----- Working data
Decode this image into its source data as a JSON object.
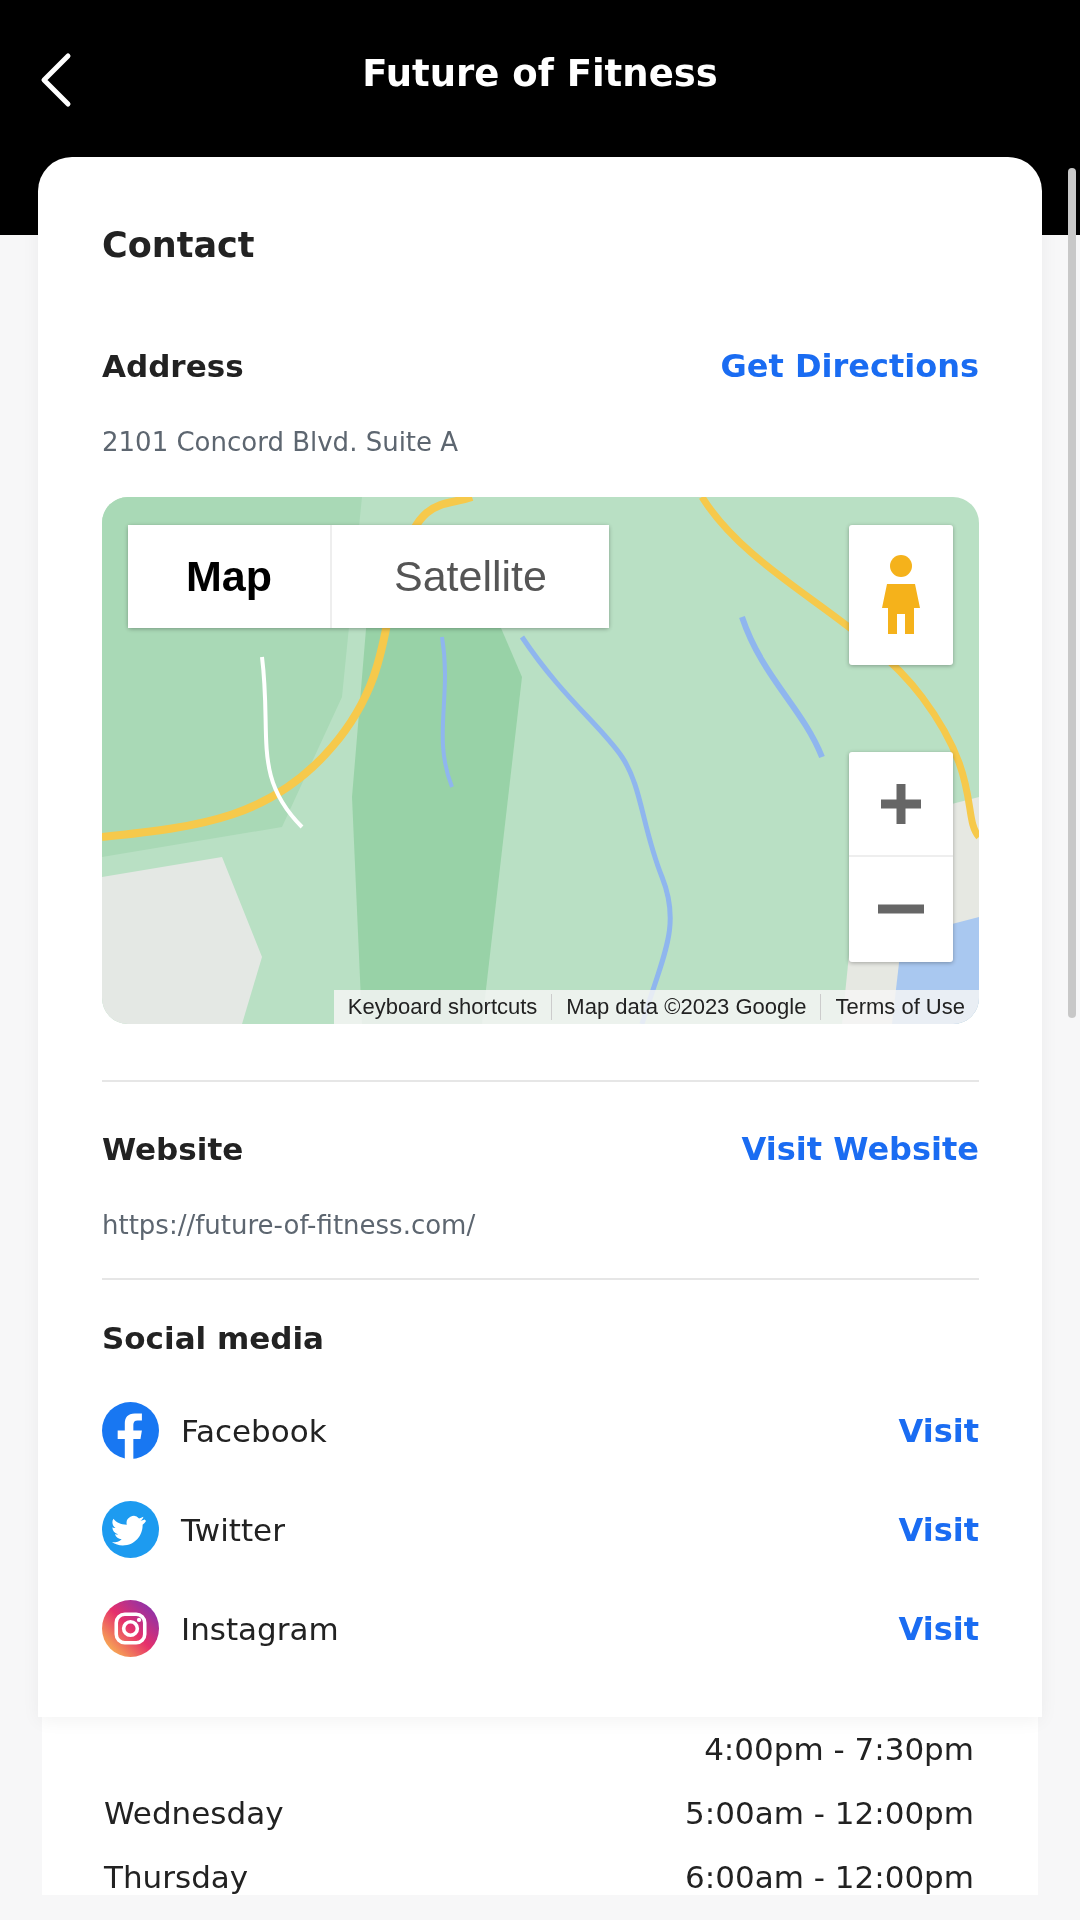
{
  "header": {
    "title": "Future of Fitness"
  },
  "contact": {
    "title": "Contact",
    "address": {
      "label": "Address",
      "action": "Get Directions",
      "value": "2101 Concord Blvd. Suite A"
    },
    "map": {
      "types": [
        {
          "label": "Map",
          "selected": true
        },
        {
          "label": "Satellite",
          "selected": false
        }
      ],
      "attribution": [
        "Keyboard shortcuts",
        "Map data ©2023 Google",
        "Terms of Use"
      ]
    },
    "website": {
      "label": "Website",
      "action": "Visit Website",
      "value": "https://future-of-fitness.com/"
    },
    "social": {
      "title": "Social media",
      "items": [
        {
          "kind": "facebook",
          "name": "Facebook",
          "action": "Visit"
        },
        {
          "kind": "twitter",
          "name": "Twitter",
          "action": "Visit"
        },
        {
          "kind": "instagram",
          "name": "Instagram",
          "action": "Visit"
        }
      ]
    }
  },
  "hours": [
    {
      "time": "4:00pm - 7:30pm"
    },
    {
      "day": "Wednesday",
      "time": "5:00am - 12:00pm"
    },
    {
      "day": "Thursday",
      "time": "6:00am - 12:00pm"
    }
  ]
}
----------
The records above should be reproduced exactly, with no pictures included.

Decode this image into its source data as a JSON object.
{
  "header": {
    "title": "Future of Fitness"
  },
  "contact": {
    "title": "Contact",
    "address": {
      "label": "Address",
      "action": "Get Directions",
      "value": "2101 Concord Blvd. Suite A"
    },
    "map": {
      "types": [
        {
          "label": "Map",
          "selected": true
        },
        {
          "label": "Satellite",
          "selected": false
        }
      ],
      "attribution": [
        "Keyboard shortcuts",
        "Map data ©2023 Google",
        "Terms of Use"
      ]
    },
    "website": {
      "label": "Website",
      "action": "Visit Website",
      "value": "https://future-of-fitness.com/"
    },
    "social": {
      "title": "Social media",
      "items": [
        {
          "kind": "facebook",
          "name": "Facebook",
          "action": "Visit"
        },
        {
          "kind": "twitter",
          "name": "Twitter",
          "action": "Visit"
        },
        {
          "kind": "instagram",
          "name": "Instagram",
          "action": "Visit"
        }
      ]
    }
  },
  "hours": [
    {
      "time": "4:00pm - 7:30pm"
    },
    {
      "day": "Wednesday",
      "time": "5:00am - 12:00pm"
    },
    {
      "day": "Thursday",
      "time": "6:00am - 12:00pm"
    }
  ]
}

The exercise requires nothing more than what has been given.